[Dataset entries]

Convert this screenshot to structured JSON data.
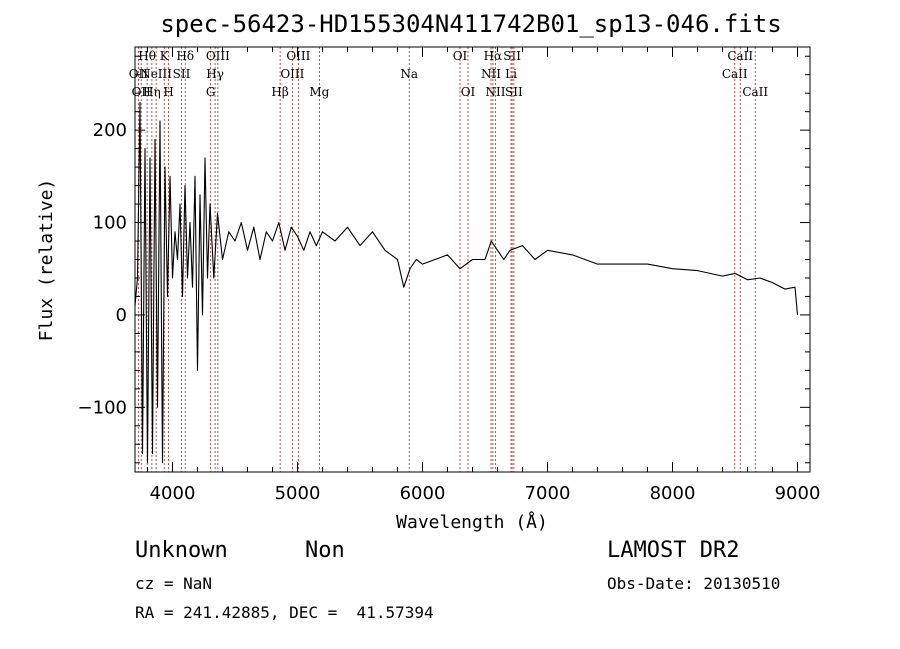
{
  "chart_data": {
    "type": "line",
    "title": "spec-56423-HD155304N411742B01_sp13-046.fits",
    "xlabel": "Wavelength (Å)",
    "ylabel": "Flux (relative)",
    "xlim": [
      3700,
      9100
    ],
    "ylim": [
      -170,
      290
    ],
    "xticks": [
      4000,
      5000,
      6000,
      7000,
      8000,
      9000
    ],
    "yticks": [
      -100,
      0,
      100,
      200
    ],
    "xtick_labels": [
      "4000",
      "5000",
      "6000",
      "7000",
      "8000",
      "9000"
    ],
    "ytick_labels": [
      "−100",
      "0",
      "100",
      "200"
    ],
    "series": [
      {
        "x": [
          3700,
          3720,
          3740,
          3760,
          3780,
          3800,
          3820,
          3840,
          3860,
          3880,
          3900,
          3920,
          3940,
          3960,
          3980,
          4000,
          4020,
          4040,
          4060,
          4080,
          4100,
          4120,
          4140,
          4160,
          4180,
          4200,
          4220,
          4240,
          4260,
          4280,
          4300,
          4330,
          4360,
          4400,
          4450,
          4500,
          4550,
          4600,
          4650,
          4700,
          4750,
          4800,
          4850,
          4900,
          4950,
          5000,
          5050,
          5100,
          5150,
          5200,
          5300,
          5400,
          5500,
          5600,
          5700,
          5800,
          5850,
          5900,
          5950,
          6000,
          6100,
          6200,
          6300,
          6400,
          6500,
          6550,
          6600,
          6650,
          6700,
          6800,
          6900,
          7000,
          7200,
          7400,
          7600,
          7800,
          8000,
          8200,
          8400,
          8500,
          8600,
          8700,
          8800,
          8900,
          8980,
          9000
        ],
        "y": [
          10,
          40,
          230,
          -150,
          180,
          -160,
          170,
          -150,
          190,
          -100,
          210,
          -160,
          160,
          20,
          150,
          40,
          90,
          60,
          120,
          20,
          140,
          40,
          100,
          30,
          150,
          -60,
          130,
          0,
          170,
          40,
          120,
          40,
          110,
          60,
          90,
          80,
          100,
          70,
          95,
          60,
          90,
          80,
          100,
          70,
          95,
          85,
          70,
          90,
          75,
          90,
          80,
          95,
          75,
          90,
          70,
          60,
          30,
          50,
          60,
          55,
          60,
          65,
          50,
          60,
          60,
          80,
          70,
          60,
          70,
          75,
          60,
          70,
          65,
          55,
          55,
          55,
          50,
          48,
          42,
          45,
          38,
          40,
          35,
          28,
          30,
          0
        ]
      }
    ],
    "lines": [
      {
        "wave": 3727,
        "label": "OII",
        "row": 2
      },
      {
        "wave": 3750,
        "label": "OII",
        "row": 3
      },
      {
        "wave": 3797,
        "label": "Hθ",
        "row": 1
      },
      {
        "wave": 3835,
        "label": "Hη",
        "row": 3
      },
      {
        "wave": 3869,
        "label": "NeIII",
        "row": 2
      },
      {
        "wave": 3934,
        "label": "K",
        "row": 1
      },
      {
        "wave": 3969,
        "label": "H",
        "row": 3
      },
      {
        "wave": 4072,
        "label": "SII",
        "row": 2
      },
      {
        "wave": 4102,
        "label": "Hδ",
        "row": 1
      },
      {
        "wave": 4305,
        "label": "G",
        "row": 3
      },
      {
        "wave": 4341,
        "label": "Hγ",
        "row": 2
      },
      {
        "wave": 4363,
        "label": "OIII",
        "row": 1
      },
      {
        "wave": 4861,
        "label": "Hβ",
        "row": 3
      },
      {
        "wave": 4959,
        "label": "OIII",
        "row": 2
      },
      {
        "wave": 5007,
        "label": "OIII",
        "row": 1
      },
      {
        "wave": 5175,
        "label": "Mg",
        "row": 3
      },
      {
        "wave": 5894,
        "label": "Na",
        "row": 2
      },
      {
        "wave": 6300,
        "label": "OI",
        "row": 1
      },
      {
        "wave": 6364,
        "label": "OI",
        "row": 3
      },
      {
        "wave": 6548,
        "label": "NII",
        "row": 2
      },
      {
        "wave": 6563,
        "label": "Hα",
        "row": 1
      },
      {
        "wave": 6584,
        "label": "NII",
        "row": 3
      },
      {
        "wave": 6708,
        "label": "Li",
        "row": 2
      },
      {
        "wave": 6717,
        "label": "SII",
        "row": 1
      },
      {
        "wave": 6731,
        "label": "SII",
        "row": 3
      },
      {
        "wave": 8498,
        "label": "CaII",
        "row": 2
      },
      {
        "wave": 8542,
        "label": "CaII",
        "row": 1
      },
      {
        "wave": 8662,
        "label": "CaII",
        "row": 3
      }
    ]
  },
  "info": {
    "class": "Unknown",
    "subclass": "Non",
    "survey": "LAMOST DR2",
    "cz": "cz = NaN",
    "obsdate": "Obs-Date: 20130510",
    "radec": "RA = 241.42885, DEC =  41.57394"
  },
  "colors": {
    "spectrum": "#000000",
    "line_marker": "#b22222",
    "axes": "#000000"
  }
}
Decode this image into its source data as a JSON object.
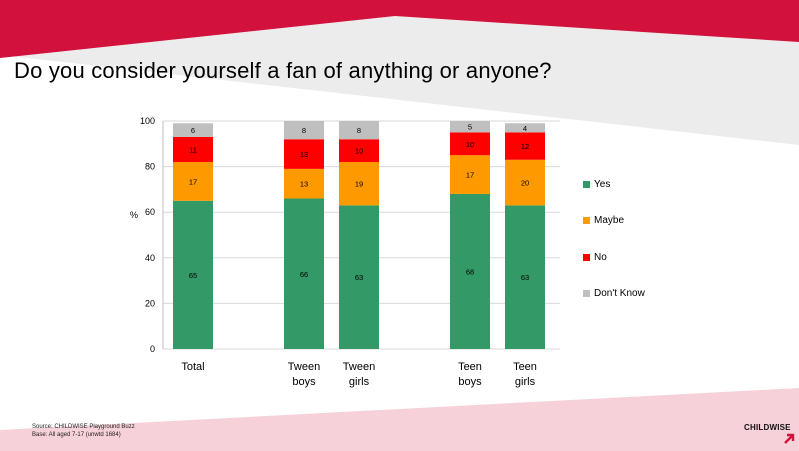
{
  "title": "Do you consider yourself a fan of anything or anyone?",
  "source_line1": "Source: CHILDWISE  Playground Buzz",
  "source_line2": "Base: All aged 7-17 (unwtd 1684)",
  "logo": "CHILDWISE",
  "colors": {
    "banner": "#d2113c",
    "banner_light": "#e9e9e9",
    "footer_pink": "#f6d1d9",
    "yes": "#339966",
    "maybe": "#ff9900",
    "no": "#ff0000",
    "dont_know": "#bfbfbf"
  },
  "chart_data": {
    "type": "bar",
    "stacked": true,
    "ylabel": "%",
    "ylim": [
      0,
      100
    ],
    "yticks": [
      0,
      20,
      40,
      60,
      80,
      100
    ],
    "grid": true,
    "legend_position": "right",
    "categories": [
      [
        "Total"
      ],
      [
        "Tween",
        "boys"
      ],
      [
        "Tween",
        "girls"
      ],
      [
        "Teen",
        "boys"
      ],
      [
        "Teen",
        "girls"
      ]
    ],
    "series": [
      {
        "name": "Yes",
        "color": "#339966",
        "values": [
          65,
          66,
          63,
          68,
          63
        ]
      },
      {
        "name": "Maybe",
        "color": "#ff9900",
        "values": [
          17,
          13,
          19,
          17,
          20
        ]
      },
      {
        "name": "No",
        "color": "#ff0000",
        "values": [
          11,
          13,
          10,
          10,
          12
        ]
      },
      {
        "name": "Don't Know",
        "color": "#bfbfbf",
        "values": [
          6,
          8,
          8,
          5,
          4
        ]
      }
    ]
  }
}
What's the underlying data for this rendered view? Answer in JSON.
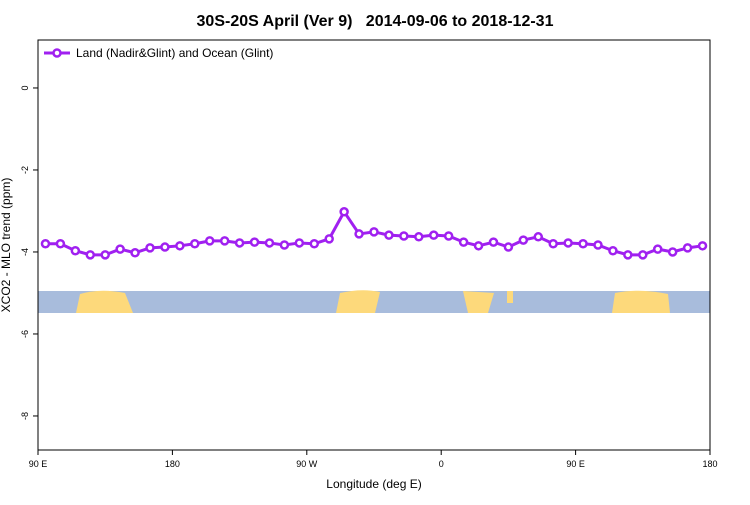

STATED GOAL: Repeat the records above verbatim, with no pictures in the result.

ANSWER TO THIS EXERCISE:
Convert this screenshot to structured JSON data.
{
  "chart_data": {
    "type": "line",
    "title": "spec-56423-HD155304N411742B01_sp13-046.fits",
    "xlabel": "Wavelength (Å)",
    "ylabel": "Flux (relative)",
    "xlim": [
      3700,
      9100
    ],
    "ylim": [
      -170,
      290
    ],
    "xticks": [
      4000,
      5000,
      6000,
      7000,
      8000,
      9000
    ],
    "yticks": [
      -100,
      0,
      100,
      200
    ],
    "xtick_labels": [
      "4000",
      "5000",
      "6000",
      "7000",
      "8000",
      "9000"
    ],
    "ytick_labels": [
      "−100",
      "0",
      "100",
      "200"
    ],
    "series": [
      {
        "x": [
          3700,
          3720,
          3740,
          3760,
          3780,
          3800,
          3820,
          3840,
          3860,
          3880,
          3900,
          3920,
          3940,
          3960,
          3980,
          4000,
          4020,
          4040,
          4060,
          4080,
          4100,
          4120,
          4140,
          4160,
          4180,
          4200,
          4220,
          4240,
          4260,
          4280,
          4300,
          4330,
          4360,
          4400,
          4450,
          4500,
          4550,
          4600,
          4650,
          4700,
          4750,
          4800,
          4850,
          4900,
          4950,
          5000,
          5050,
          5100,
          5150,
          5200,
          5300,
          5400,
          5500,
          5600,
          5700,
          5800,
          5850,
          5900,
          5950,
          6000,
          6100,
          6200,
          6300,
          6400,
          6500,
          6550,
          6600,
          6650,
          6700,
          6800,
          6900,
          7000,
          7200,
          7400,
          7600,
          7800,
          8000,
          8200,
          8400,
          8500,
          8600,
          8700,
          8800,
          8900,
          8980,
          9000
        ],
        "y": [
          10,
          40,
          230,
          -150,
          180,
          -160,
          170,
          -150,
          190,
          -100,
          210,
          -160,
          160,
          20,
          150,
          40,
          90,
          60,
          120,
          20,
          140,
          40,
          100,
          30,
          150,
          -60,
          130,
          0,
          170,
          40,
          120,
          40,
          110,
          60,
          90,
          80,
          100,
          70,
          95,
          60,
          90,
          80,
          100,
          70,
          95,
          85,
          70,
          90,
          75,
          90,
          80,
          95,
          75,
          90,
          70,
          60,
          30,
          50,
          60,
          55,
          60,
          65,
          50,
          60,
          60,
          80,
          70,
          60,
          70,
          75,
          60,
          70,
          65,
          55,
          55,
          55,
          50,
          48,
          42,
          45,
          38,
          40,
          35,
          28,
          30,
          0
        ]
      }
    ],
    "lines": [
      {
        "wave": 3727,
        "label": "OII",
        "row": 2
      },
      {
        "wave": 3750,
        "label": "OII",
        "row": 3
      },
      {
        "wave": 3797,
        "label": "Hθ",
        "row": 1
      },
      {
        "wave": 3835,
        "label": "Hη",
        "row": 3
      },
      {
        "wave": 3869,
        "label": "NeIII",
        "row": 2
      },
      {
        "wave": 3934,
        "label": "K",
        "row": 1
      },
      {
        "wave": 3969,
        "label": "H",
        "row": 3
      },
      {
        "wave": 4072,
        "label": "SII",
        "row": 2
      },
      {
        "wave": 4102,
        "label": "Hδ",
        "row": 1
      },
      {
        "wave": 4305,
        "label": "G",
        "row": 3
      },
      {
        "wave": 4341,
        "label": "Hγ",
        "row": 2
      },
      {
        "wave": 4363,
        "label": "OIII",
        "row": 1
      },
      {
        "wave": 4861,
        "label": "Hβ",
        "row": 3
      },
      {
        "wave": 4959,
        "label": "OIII",
        "row": 2
      },
      {
        "wave": 5007,
        "label": "OIII",
        "row": 1
      },
      {
        "wave": 5175,
        "label": "Mg",
        "row": 3
      },
      {
        "wave": 5894,
        "label": "Na",
        "row": 2
      },
      {
        "wave": 6300,
        "label": "OI",
        "row": 1
      },
      {
        "wave": 6364,
        "label": "OI",
        "row": 3
      },
      {
        "wave": 6548,
        "label": "NII",
        "row": 2
      },
      {
        "wave": 6563,
        "label": "Hα",
        "row": 1
      },
      {
        "wave": 6584,
        "label": "NII",
        "row": 3
      },
      {
        "wave": 6708,
        "label": "Li",
        "row": 2
      },
      {
        "wave": 6717,
        "label": "SII",
        "row": 1
      },
      {
        "wave": 6731,
        "label": "SII",
        "row": 3
      },
      {
        "wave": 8498,
        "label": "CaII",
        "row": 2
      },
      {
        "wave": 8542,
        "label": "CaII",
        "row": 1
      },
      {
        "wave": 8662,
        "label": "CaII",
        "row": 3
      }
    ]
  },
  "info": {
    "class": "Unknown",
    "subclass": "Non",
    "survey": "LAMOST DR2",
    "cz": "cz = NaN",
    "obsdate": "Obs-Date: 20130510",
    "radec": "RA = 241.42885, DEC =  41.57394"
  },
  "colors": {
    "spectrum": "#000000",
    "line_marker": "#b22222",
    "axes": "#000000"
  }
}
Decode this image into its source data as a JSON object.
{
  "title": "Do you consider yourself a fan of anything or anyone?",
  "source_line1": "Source: CHILDWISE  Playground Buzz",
  "source_line2": "Base: All aged 7-17 (unwtd 1684)",
  "logo": "CHILDWISE",
  "colors": {
    "banner": "#d2113c",
    "banner_light": "#e9e9e9",
    "footer_pink": "#f6d1d9",
    "yes": "#339966",
    "maybe": "#ff9900",
    "no": "#ff0000",
    "dont_know": "#bfbfbf"
  },
  "chart_data": {
    "type": "bar",
    "stacked": true,
    "ylabel": "%",
    "ylim": [
      0,
      100
    ],
    "yticks": [
      0,
      20,
      40,
      60,
      80,
      100
    ],
    "grid": true,
    "legend_position": "right",
    "categories": [
      [
        "Total"
      ],
      [
        "Tween",
        "boys"
      ],
      [
        "Tween",
        "girls"
      ],
      [
        "Teen",
        "boys"
      ],
      [
        "Teen",
        "girls"
      ]
    ],
    "series": [
      {
        "name": "Yes",
        "color": "#339966",
        "values": [
          65,
          66,
          63,
          68,
          63
        ]
      },
      {
        "name": "Maybe",
        "color": "#ff9900",
        "values": [
          17,
          13,
          19,
          17,
          20
        ]
      },
      {
        "name": "No",
        "color": "#ff0000",
        "values": [
          11,
          13,
          10,
          10,
          12
        ]
      },
      {
        "name": "Don't Know",
        "color": "#bfbfbf",
        "values": [
          6,
          8,
          8,
          5,
          4
        ]
      }
    ]
  }
}
What's the underlying data for this rendered view? Answer in JSON.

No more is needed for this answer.